Review: Treasure Island
Pavilion Theatre, Glasgow ⭐️⭐️⭐️
Glasgow’s Pavilion Theatre has a long reputation for producing much-loved, if cheap and cheerful festive fayre. It’s under new ownership now, having recently been purchased by the Trafalgar Group, and so this year’s production is perhaps best viewed as a pantomime in transition, producers Imagine inheriting a title and cast from the out-going management. Consequently, this could well be your last chance to experience all the throwaway madness of The Pavilion’s idiosyncratic style of ‘Poundland panto’.
Along with the likes of Ali Baba and The 40 Thieves, Babes In The Wood and Humpty Dumpty, Treasure Island is one of a number of pantomime titles that have slowly fallen out of favour over the generations and is now seldom staged, still, over two and a half hours a nine-strong cast, peppered with familiar faces from the world of sport and television give it their best bash.
The swashbuckling take on Robert Louis Stevenson’s classic is a simple one. Henrietta Hawkins, played with all the gallus bonhomie of a nautical Lulu by Valissa Scott, owns The Moan Inn, where she lives with her sons, Jim, a gormless dreamer played by River City’s Scott Fletcher, and Silly Willie, a bouncy, shouty Liam Dolan who keeps the energy high and the kids entertained.

### [Exercise set]
1. In the Treasure Island review, who recently bought Glasgow's Pavilion Theatre?
2. For each statement below, say whether it agrees with the Treasure Island review, and quote the words of the review that decide it. (a) The cast has nine members. (b) Jim is played by Liam Dolan. (c) Henrietta Hawkins owns The Moan Inn.
3. Reproduce the Treasure Island review word for word from "Along with the" to "their best bash.".

### [Supplied data]

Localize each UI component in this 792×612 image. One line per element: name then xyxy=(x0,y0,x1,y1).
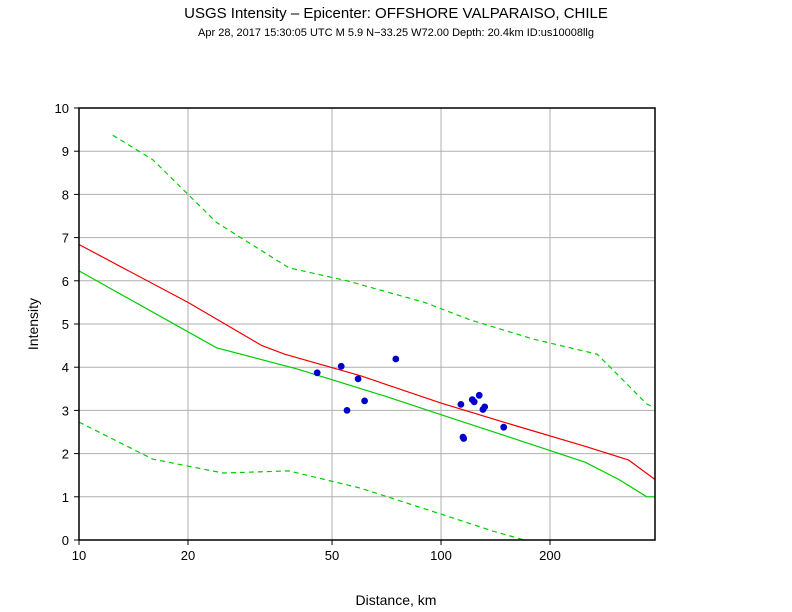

### [Answers to the problems]
1. The Trafalgar Group.

2.
(a) Yes: "a nine-strong cast"
(b) No: "Jim, a gormless dreamer played by River City’s Scott Fletcher"
(c) Yes: "Henrietta Hawkins, played with all the gallus bonhomie of a nautical Lulu by Valissa Scott, owns The Moan Inn"

3.
Along with the likes of Ali Baba and The 40 Thieves, Babes In The Wood and Humpty Dumpty, Treasure Island is one of a number of pantomime titles that have slowly fallen out of favour over the generations and is now seldom staged, still, over two and a half hours a nine-strong cast, peppered with familiar faces from the world of sport and television give it their best bash.